(WHAT TO DO) Write out again only the lines running from the one that contains "Parse this chart: output" to the end of the records below, including both the first and the last.

(EXERCISE DATA)
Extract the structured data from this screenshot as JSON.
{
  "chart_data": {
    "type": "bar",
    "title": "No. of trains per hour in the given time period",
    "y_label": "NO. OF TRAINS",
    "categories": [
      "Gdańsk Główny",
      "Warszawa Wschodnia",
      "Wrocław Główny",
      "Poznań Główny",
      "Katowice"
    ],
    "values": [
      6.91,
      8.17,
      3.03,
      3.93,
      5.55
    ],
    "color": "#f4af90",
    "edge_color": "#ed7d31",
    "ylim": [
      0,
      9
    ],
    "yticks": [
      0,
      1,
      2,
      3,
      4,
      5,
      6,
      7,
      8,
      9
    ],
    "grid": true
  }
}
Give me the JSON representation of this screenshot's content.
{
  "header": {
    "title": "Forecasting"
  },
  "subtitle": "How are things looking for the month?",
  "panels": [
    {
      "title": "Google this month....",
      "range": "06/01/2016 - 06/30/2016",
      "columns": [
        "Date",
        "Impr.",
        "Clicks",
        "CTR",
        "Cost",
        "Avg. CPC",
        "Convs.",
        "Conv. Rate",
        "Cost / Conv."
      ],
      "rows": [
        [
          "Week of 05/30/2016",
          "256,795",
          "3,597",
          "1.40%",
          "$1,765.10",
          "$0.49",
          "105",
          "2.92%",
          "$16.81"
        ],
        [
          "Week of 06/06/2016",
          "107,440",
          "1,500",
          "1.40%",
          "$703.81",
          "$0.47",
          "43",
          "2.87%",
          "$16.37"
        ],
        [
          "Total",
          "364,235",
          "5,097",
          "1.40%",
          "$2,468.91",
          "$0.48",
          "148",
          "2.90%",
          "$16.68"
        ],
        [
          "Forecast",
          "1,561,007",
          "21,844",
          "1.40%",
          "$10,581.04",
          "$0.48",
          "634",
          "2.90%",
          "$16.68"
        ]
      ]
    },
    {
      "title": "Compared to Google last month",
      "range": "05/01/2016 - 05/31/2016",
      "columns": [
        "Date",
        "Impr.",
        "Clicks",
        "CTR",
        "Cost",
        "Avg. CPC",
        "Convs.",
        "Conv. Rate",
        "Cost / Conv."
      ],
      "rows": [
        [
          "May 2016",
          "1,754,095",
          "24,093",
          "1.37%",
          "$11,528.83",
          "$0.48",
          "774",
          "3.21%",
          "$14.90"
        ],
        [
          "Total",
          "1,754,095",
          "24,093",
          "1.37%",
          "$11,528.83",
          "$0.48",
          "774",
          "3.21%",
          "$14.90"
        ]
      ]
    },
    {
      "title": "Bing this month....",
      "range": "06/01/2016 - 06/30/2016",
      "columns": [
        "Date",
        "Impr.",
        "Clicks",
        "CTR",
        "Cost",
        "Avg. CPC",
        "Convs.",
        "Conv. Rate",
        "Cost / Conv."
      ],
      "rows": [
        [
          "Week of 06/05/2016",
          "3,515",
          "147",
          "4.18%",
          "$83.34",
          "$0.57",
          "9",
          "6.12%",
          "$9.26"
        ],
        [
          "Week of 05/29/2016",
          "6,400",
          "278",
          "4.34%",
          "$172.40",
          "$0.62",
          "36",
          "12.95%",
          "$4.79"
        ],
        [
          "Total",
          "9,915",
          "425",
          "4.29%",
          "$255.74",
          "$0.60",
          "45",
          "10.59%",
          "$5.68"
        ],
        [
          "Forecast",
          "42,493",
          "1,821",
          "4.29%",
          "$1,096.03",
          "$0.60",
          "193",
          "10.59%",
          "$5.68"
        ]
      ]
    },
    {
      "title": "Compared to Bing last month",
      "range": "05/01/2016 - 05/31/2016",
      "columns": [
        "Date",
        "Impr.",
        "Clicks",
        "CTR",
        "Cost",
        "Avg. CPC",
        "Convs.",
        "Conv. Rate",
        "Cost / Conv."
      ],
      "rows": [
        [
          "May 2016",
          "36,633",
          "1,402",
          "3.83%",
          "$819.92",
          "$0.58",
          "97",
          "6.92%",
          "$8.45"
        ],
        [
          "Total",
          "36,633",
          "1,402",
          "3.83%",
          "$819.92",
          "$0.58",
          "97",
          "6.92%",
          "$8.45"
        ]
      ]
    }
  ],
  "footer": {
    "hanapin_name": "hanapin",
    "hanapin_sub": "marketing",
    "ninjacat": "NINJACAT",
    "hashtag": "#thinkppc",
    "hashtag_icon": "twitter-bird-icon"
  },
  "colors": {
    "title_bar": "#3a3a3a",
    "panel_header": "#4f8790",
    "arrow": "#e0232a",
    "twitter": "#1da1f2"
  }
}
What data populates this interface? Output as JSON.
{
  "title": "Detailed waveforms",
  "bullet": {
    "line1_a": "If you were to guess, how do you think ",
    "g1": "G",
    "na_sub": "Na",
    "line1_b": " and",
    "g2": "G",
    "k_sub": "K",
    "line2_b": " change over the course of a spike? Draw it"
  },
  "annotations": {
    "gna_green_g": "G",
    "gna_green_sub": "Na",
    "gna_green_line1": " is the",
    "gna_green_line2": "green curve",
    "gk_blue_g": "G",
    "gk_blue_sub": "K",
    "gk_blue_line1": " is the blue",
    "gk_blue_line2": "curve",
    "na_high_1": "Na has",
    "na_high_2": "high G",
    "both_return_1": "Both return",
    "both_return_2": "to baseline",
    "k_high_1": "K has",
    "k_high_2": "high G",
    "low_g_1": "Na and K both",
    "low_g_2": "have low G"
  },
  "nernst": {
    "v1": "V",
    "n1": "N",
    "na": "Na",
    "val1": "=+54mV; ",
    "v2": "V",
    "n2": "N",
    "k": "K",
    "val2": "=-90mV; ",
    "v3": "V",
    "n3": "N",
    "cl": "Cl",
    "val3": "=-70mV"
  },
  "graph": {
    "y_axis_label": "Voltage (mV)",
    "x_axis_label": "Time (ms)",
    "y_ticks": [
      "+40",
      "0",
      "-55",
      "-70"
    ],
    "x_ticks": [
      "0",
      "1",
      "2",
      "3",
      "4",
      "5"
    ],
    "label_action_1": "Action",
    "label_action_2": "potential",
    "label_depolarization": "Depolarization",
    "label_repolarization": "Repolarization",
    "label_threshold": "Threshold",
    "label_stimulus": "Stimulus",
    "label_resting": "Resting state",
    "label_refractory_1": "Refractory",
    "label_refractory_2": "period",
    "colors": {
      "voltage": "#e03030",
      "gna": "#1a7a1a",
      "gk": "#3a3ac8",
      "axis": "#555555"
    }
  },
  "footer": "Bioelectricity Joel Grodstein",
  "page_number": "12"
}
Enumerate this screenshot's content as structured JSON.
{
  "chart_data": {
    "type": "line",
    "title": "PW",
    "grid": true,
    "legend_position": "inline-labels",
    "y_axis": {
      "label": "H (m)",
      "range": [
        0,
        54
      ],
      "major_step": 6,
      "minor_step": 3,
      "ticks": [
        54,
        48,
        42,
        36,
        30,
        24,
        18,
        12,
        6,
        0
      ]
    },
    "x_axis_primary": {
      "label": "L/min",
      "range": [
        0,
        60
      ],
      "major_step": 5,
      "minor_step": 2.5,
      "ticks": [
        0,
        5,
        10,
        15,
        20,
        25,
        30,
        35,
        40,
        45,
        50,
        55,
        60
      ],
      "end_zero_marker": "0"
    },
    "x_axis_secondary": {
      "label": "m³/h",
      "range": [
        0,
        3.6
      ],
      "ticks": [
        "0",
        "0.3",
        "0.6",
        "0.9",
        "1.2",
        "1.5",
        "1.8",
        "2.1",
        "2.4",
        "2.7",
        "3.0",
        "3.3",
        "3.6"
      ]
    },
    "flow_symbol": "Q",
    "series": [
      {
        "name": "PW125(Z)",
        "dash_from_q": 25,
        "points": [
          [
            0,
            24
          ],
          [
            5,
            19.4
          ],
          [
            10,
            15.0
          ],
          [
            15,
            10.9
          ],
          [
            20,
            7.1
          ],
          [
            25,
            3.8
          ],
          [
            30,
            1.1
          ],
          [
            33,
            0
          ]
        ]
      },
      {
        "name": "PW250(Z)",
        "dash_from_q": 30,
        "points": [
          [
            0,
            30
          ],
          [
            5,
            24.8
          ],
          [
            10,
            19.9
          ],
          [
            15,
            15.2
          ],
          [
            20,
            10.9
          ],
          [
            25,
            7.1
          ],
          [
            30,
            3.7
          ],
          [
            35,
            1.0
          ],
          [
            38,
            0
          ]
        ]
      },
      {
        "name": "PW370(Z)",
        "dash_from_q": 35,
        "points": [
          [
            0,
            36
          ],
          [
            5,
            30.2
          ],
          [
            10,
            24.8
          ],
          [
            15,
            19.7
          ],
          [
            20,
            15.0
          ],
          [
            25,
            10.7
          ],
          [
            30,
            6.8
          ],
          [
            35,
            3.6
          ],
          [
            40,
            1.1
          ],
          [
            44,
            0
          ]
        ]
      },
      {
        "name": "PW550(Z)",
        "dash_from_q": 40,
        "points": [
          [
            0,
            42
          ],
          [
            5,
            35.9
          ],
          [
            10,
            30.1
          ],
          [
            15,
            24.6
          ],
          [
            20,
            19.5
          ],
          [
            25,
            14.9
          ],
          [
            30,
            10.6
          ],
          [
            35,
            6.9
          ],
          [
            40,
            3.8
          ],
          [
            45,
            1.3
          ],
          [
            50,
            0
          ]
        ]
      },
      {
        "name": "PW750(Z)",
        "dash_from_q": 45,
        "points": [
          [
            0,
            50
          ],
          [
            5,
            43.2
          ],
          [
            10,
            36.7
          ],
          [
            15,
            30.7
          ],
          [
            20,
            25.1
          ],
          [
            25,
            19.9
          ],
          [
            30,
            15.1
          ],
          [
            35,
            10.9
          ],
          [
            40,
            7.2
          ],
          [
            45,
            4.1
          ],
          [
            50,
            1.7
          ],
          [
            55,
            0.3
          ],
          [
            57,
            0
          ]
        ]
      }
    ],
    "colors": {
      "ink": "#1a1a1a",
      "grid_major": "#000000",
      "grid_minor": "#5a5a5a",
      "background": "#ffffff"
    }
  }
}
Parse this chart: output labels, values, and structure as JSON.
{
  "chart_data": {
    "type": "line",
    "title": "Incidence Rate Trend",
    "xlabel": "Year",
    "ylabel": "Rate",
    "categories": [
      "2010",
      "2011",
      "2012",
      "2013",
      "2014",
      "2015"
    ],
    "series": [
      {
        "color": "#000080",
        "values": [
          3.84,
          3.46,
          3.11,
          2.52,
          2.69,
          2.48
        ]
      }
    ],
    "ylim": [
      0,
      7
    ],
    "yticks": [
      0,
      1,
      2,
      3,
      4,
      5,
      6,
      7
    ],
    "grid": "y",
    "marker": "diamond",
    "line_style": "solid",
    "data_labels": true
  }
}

(THE RESPONSE)
Parse this chart: output labels, values, and structure as JSON.
{
  "chart_data": {
    "type": "line",
    "title": "Incidence Rate Trend",
    "xlabel": "Year",
    "ylabel": "Rate",
    "categories": [
      "2010",
      "2011",
      "2012",
      "2013",
      "2014",
      "2015"
    ],
    "series": [
      {
        "color": "#000080",
        "values": [
          3.84,
          3.46,
          3.11,
          2.52,
          2.69,
          2.48
        ]
      }
    ],
    "ylim": [
      0,
      7
    ],
    "yticks": [
      0,
      1,
      2,
      3,
      4,
      5,
      6,
      7
    ],
    "grid": "y",
    "marker": "diamond",
    "line_style": "solid",
    "data_labels": true
  }
}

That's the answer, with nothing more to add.